Reproduce exactly the lines below, starting with the line that contains "Convert this screenshot" and ending with the last line of the records, both included, and nothing else.

[start]

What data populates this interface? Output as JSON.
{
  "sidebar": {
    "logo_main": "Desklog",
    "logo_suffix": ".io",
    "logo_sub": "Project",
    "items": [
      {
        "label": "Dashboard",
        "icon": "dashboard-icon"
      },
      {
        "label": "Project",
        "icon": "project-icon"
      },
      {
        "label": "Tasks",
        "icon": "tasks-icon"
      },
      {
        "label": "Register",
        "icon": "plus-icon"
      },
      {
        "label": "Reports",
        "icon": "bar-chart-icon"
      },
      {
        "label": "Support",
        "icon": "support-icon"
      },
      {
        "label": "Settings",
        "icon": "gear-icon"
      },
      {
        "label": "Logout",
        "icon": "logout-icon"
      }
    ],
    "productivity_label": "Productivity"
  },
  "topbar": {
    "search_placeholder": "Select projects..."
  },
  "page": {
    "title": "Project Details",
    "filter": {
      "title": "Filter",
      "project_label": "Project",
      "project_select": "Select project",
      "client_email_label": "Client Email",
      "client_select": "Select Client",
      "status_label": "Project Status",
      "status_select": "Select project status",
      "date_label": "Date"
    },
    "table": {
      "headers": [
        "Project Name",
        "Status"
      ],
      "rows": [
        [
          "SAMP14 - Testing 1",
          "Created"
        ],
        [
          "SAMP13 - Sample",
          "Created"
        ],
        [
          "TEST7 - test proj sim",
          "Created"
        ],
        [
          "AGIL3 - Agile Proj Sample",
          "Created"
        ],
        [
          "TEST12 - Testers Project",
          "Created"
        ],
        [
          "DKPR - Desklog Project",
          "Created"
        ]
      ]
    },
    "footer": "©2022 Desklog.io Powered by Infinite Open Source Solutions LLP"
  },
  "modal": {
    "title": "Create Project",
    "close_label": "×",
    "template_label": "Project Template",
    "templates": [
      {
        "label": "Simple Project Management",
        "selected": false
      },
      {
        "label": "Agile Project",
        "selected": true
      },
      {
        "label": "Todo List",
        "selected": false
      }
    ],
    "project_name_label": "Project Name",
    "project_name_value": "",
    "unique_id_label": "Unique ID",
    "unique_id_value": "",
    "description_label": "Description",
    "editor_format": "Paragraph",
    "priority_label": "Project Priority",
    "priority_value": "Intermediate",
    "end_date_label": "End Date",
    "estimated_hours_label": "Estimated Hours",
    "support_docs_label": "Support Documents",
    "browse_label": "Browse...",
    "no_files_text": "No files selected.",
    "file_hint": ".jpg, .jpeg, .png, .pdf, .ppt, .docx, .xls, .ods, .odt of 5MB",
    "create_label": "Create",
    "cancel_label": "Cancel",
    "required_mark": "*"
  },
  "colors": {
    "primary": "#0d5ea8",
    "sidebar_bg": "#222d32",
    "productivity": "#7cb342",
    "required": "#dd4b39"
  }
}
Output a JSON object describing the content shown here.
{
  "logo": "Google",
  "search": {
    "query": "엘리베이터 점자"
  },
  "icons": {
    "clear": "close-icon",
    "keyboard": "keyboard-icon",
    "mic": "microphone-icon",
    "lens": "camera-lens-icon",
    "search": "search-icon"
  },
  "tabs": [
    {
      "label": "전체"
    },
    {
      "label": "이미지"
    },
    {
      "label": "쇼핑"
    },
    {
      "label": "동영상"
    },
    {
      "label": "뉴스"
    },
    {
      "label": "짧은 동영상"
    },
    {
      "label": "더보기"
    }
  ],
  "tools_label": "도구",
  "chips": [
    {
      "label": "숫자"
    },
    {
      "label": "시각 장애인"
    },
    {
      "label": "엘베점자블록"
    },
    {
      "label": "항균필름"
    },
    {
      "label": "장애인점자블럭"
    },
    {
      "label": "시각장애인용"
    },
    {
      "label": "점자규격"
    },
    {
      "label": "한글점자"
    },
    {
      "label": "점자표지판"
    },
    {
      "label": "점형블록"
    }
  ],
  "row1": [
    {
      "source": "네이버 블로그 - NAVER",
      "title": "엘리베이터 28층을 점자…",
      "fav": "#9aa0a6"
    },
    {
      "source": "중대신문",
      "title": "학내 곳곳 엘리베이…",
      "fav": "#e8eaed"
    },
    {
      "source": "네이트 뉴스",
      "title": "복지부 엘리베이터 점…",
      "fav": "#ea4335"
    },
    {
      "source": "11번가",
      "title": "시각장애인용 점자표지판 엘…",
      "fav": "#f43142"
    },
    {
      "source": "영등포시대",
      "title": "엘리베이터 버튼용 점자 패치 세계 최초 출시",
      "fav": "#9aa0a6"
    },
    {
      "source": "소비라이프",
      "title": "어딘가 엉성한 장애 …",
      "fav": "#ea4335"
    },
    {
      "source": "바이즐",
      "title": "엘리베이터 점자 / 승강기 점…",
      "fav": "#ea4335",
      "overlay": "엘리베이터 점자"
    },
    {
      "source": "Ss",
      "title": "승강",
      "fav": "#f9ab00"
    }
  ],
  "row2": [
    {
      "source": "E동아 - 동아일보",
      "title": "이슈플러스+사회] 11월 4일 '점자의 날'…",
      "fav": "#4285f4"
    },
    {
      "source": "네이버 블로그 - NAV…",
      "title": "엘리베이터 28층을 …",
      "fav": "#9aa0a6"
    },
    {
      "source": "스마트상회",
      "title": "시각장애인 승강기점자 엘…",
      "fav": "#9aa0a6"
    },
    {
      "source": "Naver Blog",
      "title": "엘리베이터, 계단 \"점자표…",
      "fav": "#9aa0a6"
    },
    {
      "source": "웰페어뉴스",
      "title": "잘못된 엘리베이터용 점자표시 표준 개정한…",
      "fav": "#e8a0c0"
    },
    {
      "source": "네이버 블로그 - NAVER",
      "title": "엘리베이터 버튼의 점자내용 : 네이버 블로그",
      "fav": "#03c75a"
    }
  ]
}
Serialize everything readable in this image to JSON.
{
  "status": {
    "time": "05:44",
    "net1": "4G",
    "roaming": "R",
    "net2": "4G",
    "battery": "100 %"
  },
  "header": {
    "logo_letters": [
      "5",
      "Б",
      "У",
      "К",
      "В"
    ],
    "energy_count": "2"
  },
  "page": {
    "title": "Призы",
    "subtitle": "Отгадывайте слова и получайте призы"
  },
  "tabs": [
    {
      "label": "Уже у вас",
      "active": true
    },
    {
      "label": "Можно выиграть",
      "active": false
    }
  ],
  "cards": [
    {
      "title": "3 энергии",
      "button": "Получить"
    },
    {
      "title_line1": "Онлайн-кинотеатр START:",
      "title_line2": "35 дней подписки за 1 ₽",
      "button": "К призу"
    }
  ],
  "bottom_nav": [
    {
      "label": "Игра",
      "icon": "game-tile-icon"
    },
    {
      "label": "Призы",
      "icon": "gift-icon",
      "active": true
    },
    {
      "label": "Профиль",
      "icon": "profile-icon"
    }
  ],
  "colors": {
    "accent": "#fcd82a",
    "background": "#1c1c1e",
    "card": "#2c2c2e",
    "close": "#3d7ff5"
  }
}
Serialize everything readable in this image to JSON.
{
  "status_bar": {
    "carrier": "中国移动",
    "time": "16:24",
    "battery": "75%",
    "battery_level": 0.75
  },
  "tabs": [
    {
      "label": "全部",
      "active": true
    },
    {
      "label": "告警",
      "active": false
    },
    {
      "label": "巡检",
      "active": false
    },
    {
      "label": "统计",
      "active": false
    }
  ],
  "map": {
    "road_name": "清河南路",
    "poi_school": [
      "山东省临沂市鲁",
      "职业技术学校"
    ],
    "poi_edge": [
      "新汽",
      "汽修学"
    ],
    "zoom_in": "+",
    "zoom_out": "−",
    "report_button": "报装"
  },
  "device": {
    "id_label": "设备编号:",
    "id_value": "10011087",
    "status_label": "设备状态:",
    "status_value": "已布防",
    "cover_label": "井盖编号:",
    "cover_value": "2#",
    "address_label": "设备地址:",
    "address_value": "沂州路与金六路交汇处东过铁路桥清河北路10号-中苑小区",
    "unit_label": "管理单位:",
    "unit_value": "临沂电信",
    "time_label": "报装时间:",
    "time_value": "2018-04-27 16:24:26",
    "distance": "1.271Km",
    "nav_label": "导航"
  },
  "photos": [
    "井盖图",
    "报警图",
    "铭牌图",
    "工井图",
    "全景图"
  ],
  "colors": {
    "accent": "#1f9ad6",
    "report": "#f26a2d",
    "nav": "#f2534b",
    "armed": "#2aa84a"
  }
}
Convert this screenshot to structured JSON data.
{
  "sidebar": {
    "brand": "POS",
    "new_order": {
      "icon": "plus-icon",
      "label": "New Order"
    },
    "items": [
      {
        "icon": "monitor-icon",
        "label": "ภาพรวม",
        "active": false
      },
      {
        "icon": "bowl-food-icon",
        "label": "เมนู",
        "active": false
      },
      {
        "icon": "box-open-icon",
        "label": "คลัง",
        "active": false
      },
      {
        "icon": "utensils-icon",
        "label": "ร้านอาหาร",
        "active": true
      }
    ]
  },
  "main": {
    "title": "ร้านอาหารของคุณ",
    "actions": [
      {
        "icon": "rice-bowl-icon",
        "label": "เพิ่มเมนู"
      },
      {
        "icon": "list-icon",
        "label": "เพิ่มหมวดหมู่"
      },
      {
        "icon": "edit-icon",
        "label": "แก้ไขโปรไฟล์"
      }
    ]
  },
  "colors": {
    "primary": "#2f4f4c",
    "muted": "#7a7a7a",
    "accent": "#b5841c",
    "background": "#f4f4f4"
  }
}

[end]

▶ RESULT OF THE EXERCISE
Convert this screenshot to structured JSON data.
{
  "sidebar": {
    "brand": "POS",
    "new_order": {
      "icon": "plus-icon",
      "label": "New Order"
    },
    "items": [
      {
        "icon": "monitor-icon",
        "label": "ภาพรวม",
        "active": false
      },
      {
        "icon": "bowl-food-icon",
        "label": "เมนู",
        "active": false
      },
      {
        "icon": "box-open-icon",
        "label": "คลัง",
        "active": false
      },
      {
        "icon": "utensils-icon",
        "label": "ร้านอาหาร",
        "active": true
      }
    ]
  },
  "main": {
    "title": "ร้านอาหารของคุณ",
    "actions": [
      {
        "icon": "rice-bowl-icon",
        "label": "เพิ่มเมนู"
      },
      {
        "icon": "list-icon",
        "label": "เพิ่มหมวดหมู่"
      },
      {
        "icon": "edit-icon",
        "label": "แก้ไขโปรไฟล์"
      }
    ]
  },
  "colors": {
    "primary": "#2f4f4c",
    "muted": "#7a7a7a",
    "accent": "#b5841c",
    "background": "#f4f4f4"
  }
}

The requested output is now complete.